*DATA ROWS*
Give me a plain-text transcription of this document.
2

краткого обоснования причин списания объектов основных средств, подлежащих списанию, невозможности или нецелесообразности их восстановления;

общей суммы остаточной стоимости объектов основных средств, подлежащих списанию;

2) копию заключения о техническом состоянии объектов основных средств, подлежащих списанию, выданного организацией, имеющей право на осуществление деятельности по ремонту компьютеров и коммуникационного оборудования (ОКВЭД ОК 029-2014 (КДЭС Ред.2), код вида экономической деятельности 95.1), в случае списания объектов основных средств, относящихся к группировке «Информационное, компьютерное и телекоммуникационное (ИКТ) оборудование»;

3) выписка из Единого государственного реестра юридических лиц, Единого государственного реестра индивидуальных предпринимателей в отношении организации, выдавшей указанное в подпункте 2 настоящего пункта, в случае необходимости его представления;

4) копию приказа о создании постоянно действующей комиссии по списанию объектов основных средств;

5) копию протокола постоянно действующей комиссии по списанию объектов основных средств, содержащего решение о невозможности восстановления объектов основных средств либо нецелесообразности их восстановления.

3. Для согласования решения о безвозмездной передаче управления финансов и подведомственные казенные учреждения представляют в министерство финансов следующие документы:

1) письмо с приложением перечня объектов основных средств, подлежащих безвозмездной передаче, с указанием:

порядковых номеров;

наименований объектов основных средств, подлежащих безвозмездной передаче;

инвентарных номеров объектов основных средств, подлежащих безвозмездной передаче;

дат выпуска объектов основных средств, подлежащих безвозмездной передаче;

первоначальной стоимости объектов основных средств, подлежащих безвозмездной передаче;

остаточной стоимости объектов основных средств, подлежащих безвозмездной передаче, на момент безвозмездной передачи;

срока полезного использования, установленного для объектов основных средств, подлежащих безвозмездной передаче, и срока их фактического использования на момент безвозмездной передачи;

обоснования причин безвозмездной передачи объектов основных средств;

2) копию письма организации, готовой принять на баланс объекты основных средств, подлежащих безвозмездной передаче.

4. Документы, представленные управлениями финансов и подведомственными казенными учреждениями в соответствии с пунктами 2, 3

*WHAT IS EXPECTED*
Extract each line from the listing that holds the word "списания".

*COMPLETE RESPONSE*
краткого обоснования причин списания объектов основных средств, подлежащих списанию, невозможности или нецелесообразности их восстановления;
2) копию заключения о техническом состоянии объектов основных средств, подлежащих списанию, выданного организацией, имеющей право на осуществление деятельности по ремонту компьютеров и коммуникационного оборудования (ОКВЭД ОК 029-2014 (КДЭС Ред.2), код вида экономической деятельности 95.1), в случае списания объектов основных средств, относящихся к группировке «Информационное, компьютерное и телекоммуникационное (ИКТ) оборудование»;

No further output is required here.